=== Records supplied ===
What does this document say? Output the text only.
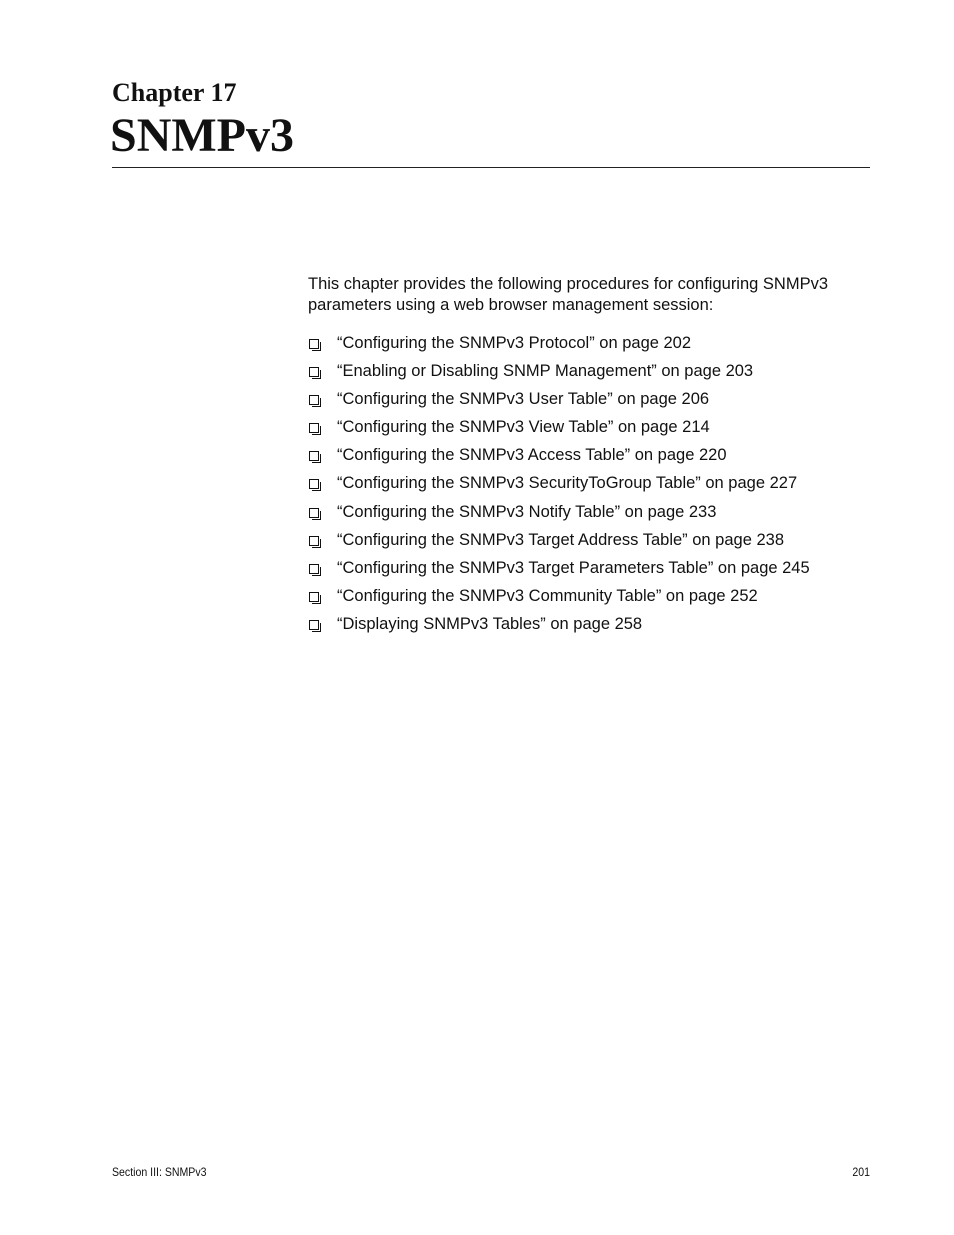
Chapter 17
SNMPv3

This chapter provides the following procedures for configuring SNMPv3 parameters using a web browser management session:

“Configuring the SNMPv3 Protocol” on page 202
“Enabling or Disabling SNMP Management” on page 203
“Configuring the SNMPv3 User Table” on page 206
“Configuring the SNMPv3 View Table” on page 214
“Configuring the SNMPv3 Access Table” on page 220
“Configuring the SNMPv3 SecurityToGroup Table” on page 227
“Configuring the SNMPv3 Notify Table” on page 233
“Configuring the SNMPv3 Target Address Table” on page 238
“Configuring the SNMPv3 Target Parameters Table” on page 245
“Configuring the SNMPv3 Community Table” on page 252
“Displaying SNMPv3 Tables” on page 258
Section III: SNMPv3	201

=== What to do ===
Can the entries above be repeated exactly, without their pictures?

=== Result of this exercise ===
What does this document say? Output the text only.
Chapter 17
SNMPv3

This chapter provides the following procedures for configuring SNMPv3 parameters using a web browser management session:

“Configuring the SNMPv3 Protocol” on page 202
“Enabling or Disabling SNMP Management” on page 203
“Configuring the SNMPv3 User Table” on page 206
“Configuring the SNMPv3 View Table” on page 214
“Configuring the SNMPv3 Access Table” on page 220
“Configuring the SNMPv3 SecurityToGroup Table” on page 227
“Configuring the SNMPv3 Notify Table” on page 233
“Configuring the SNMPv3 Target Address Table” on page 238
“Configuring the SNMPv3 Target Parameters Table” on page 245
“Configuring the SNMPv3 Community Table” on page 252
“Displaying SNMPv3 Tables” on page 258
Section III: SNMPv3	201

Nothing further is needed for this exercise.